AIM
Exclude the pictures and retype the entries as written.

Collected data entries
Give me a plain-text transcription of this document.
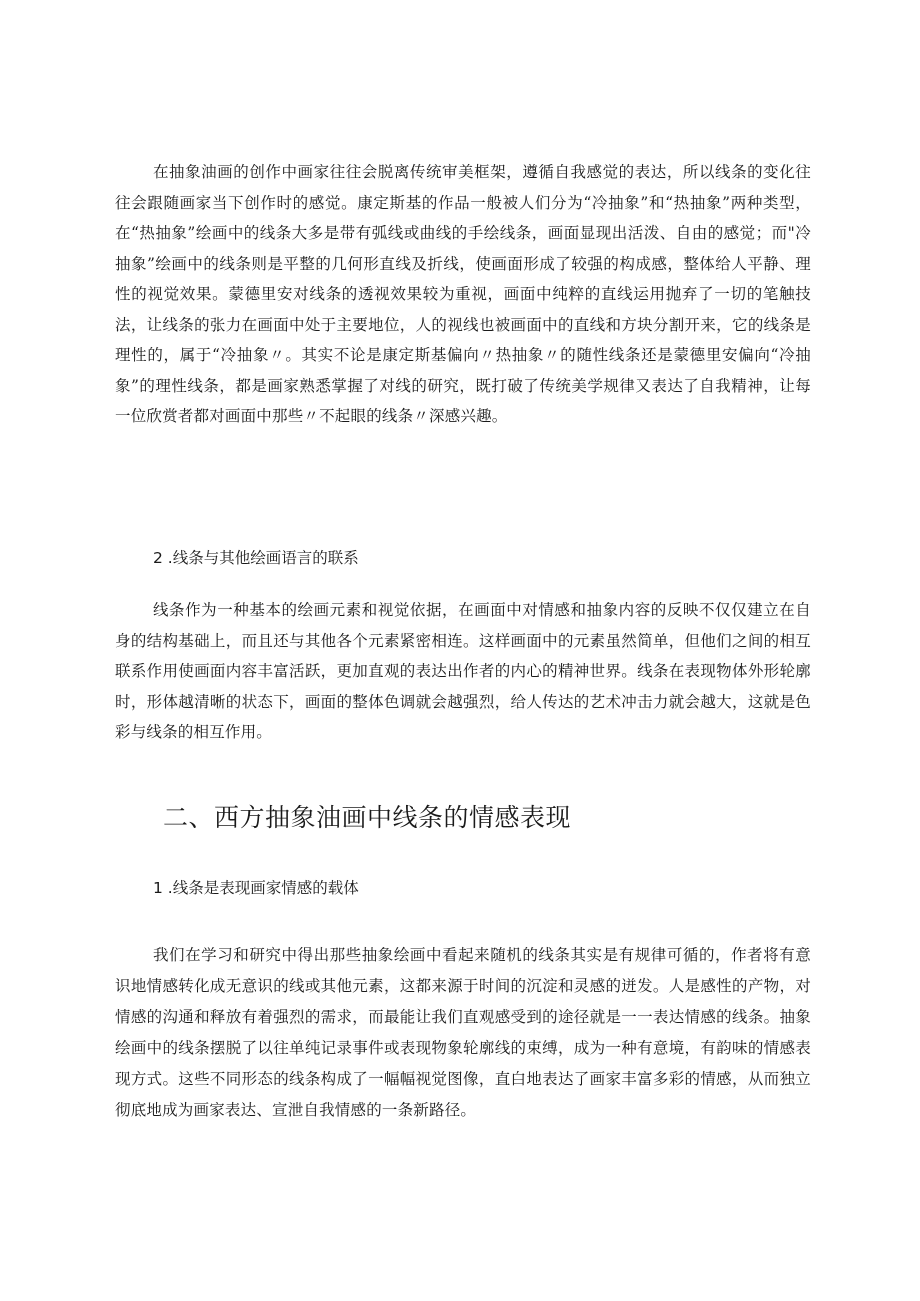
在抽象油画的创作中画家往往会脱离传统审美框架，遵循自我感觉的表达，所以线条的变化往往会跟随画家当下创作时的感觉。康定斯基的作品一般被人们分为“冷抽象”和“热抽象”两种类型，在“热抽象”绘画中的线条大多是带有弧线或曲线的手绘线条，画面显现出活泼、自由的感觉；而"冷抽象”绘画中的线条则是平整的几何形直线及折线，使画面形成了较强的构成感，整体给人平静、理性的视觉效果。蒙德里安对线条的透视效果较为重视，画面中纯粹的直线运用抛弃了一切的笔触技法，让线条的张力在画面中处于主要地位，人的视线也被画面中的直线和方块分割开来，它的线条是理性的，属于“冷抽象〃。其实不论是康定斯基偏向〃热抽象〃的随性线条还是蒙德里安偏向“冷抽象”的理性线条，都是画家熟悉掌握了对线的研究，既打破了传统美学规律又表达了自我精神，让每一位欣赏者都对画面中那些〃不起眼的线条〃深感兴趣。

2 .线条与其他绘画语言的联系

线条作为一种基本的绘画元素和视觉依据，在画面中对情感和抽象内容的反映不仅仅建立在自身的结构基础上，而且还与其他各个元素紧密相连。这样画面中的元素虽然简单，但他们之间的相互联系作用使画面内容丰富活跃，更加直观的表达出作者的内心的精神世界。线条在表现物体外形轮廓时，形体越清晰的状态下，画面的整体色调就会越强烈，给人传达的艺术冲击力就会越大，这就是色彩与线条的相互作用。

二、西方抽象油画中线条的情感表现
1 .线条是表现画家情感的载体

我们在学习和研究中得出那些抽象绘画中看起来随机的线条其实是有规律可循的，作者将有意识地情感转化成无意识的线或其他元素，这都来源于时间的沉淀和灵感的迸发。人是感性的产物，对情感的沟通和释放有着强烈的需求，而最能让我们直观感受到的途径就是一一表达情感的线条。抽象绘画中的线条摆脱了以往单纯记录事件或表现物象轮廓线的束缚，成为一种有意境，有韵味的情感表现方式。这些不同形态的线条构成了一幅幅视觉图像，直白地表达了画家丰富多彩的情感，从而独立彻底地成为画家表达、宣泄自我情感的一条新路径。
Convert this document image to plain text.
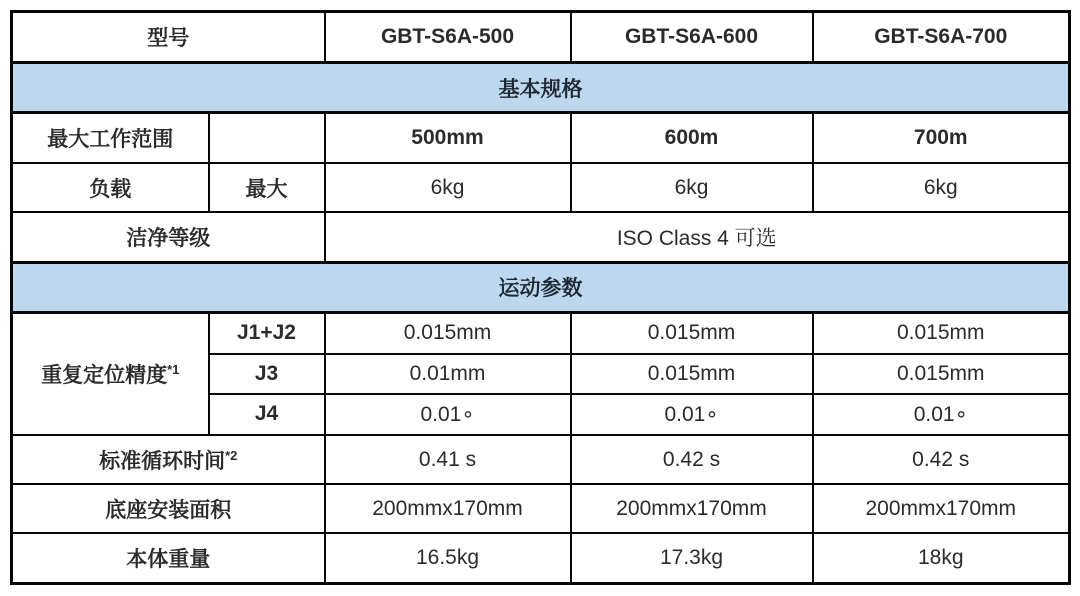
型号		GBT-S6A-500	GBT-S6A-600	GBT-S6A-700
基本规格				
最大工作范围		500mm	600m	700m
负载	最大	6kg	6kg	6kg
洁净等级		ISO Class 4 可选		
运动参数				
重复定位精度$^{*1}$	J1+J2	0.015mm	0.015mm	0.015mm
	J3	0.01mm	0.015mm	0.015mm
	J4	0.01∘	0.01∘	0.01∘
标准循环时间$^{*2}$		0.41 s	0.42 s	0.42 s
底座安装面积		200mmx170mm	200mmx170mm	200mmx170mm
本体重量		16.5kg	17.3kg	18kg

RESULT OF THIS EXERCISE
Give me a plain-text transcription of this document.
在抽象油画的创作中画家往往会脱离传统审美框架，遵循自我感觉的表达，所以线条的变化往往会跟随画家当下创作时的感觉。康定斯基的作品一般被人们分为“冷抽象”和“热抽象”两种类型，在“热抽象”绘画中的线条大多是带有弧线或曲线的手绘线条，画面显现出活泼、自由的感觉；而"冷抽象”绘画中的线条则是平整的几何形直线及折线，使画面形成了较强的构成感，整体给人平静、理性的视觉效果。蒙德里安对线条的透视效果较为重视，画面中纯粹的直线运用抛弃了一切的笔触技法，让线条的张力在画面中处于主要地位，人的视线也被画面中的直线和方块分割开来，它的线条是理性的，属于“冷抽象〃。其实不论是康定斯基偏向〃热抽象〃的随性线条还是蒙德里安偏向“冷抽象”的理性线条，都是画家熟悉掌握了对线的研究，既打破了传统美学规律又表达了自我精神，让每一位欣赏者都对画面中那些〃不起眼的线条〃深感兴趣。

2 .线条与其他绘画语言的联系

线条作为一种基本的绘画元素和视觉依据，在画面中对情感和抽象内容的反映不仅仅建立在自身的结构基础上，而且还与其他各个元素紧密相连。这样画面中的元素虽然简单，但他们之间的相互联系作用使画面内容丰富活跃，更加直观的表达出作者的内心的精神世界。线条在表现物体外形轮廓时，形体越清晰的状态下，画面的整体色调就会越强烈，给人传达的艺术冲击力就会越大，这就是色彩与线条的相互作用。

二、西方抽象油画中线条的情感表现
1 .线条是表现画家情感的载体

我们在学习和研究中得出那些抽象绘画中看起来随机的线条其实是有规律可循的，作者将有意识地情感转化成无意识的线或其他元素，这都来源于时间的沉淀和灵感的迸发。人是感性的产物，对情感的沟通和释放有着强烈的需求，而最能让我们直观感受到的途径就是一一表达情感的线条。抽象绘画中的线条摆脱了以往单纯记录事件或表现物象轮廓线的束缚，成为一种有意境，有韵味的情感表现方式。这些不同形态的线条构成了一幅幅视觉图像，直白地表达了画家丰富多彩的情感，从而独立彻底地成为画家表达、宣泄自我情感的一条新路径。
Convert this document image to plain text.
型号		GBT-S6A-500	GBT-S6A-600	GBT-S6A-700
基本规格				
最大工作范围		500mm	600m	700m
负载	最大	6kg	6kg	6kg
洁净等级		ISO Class 4 可选		
运动参数				
重复定位精度$^{*1}$	J1+J2	0.015mm	0.015mm	0.015mm
	J3	0.01mm	0.015mm	0.015mm
	J4	0.01∘	0.01∘	0.01∘
标准循环时间$^{*2}$		0.41 s	0.42 s	0.42 s
底座安装面积		200mmx170mm	200mmx170mm	200mmx170mm
本体重量		16.5kg	17.3kg	18kg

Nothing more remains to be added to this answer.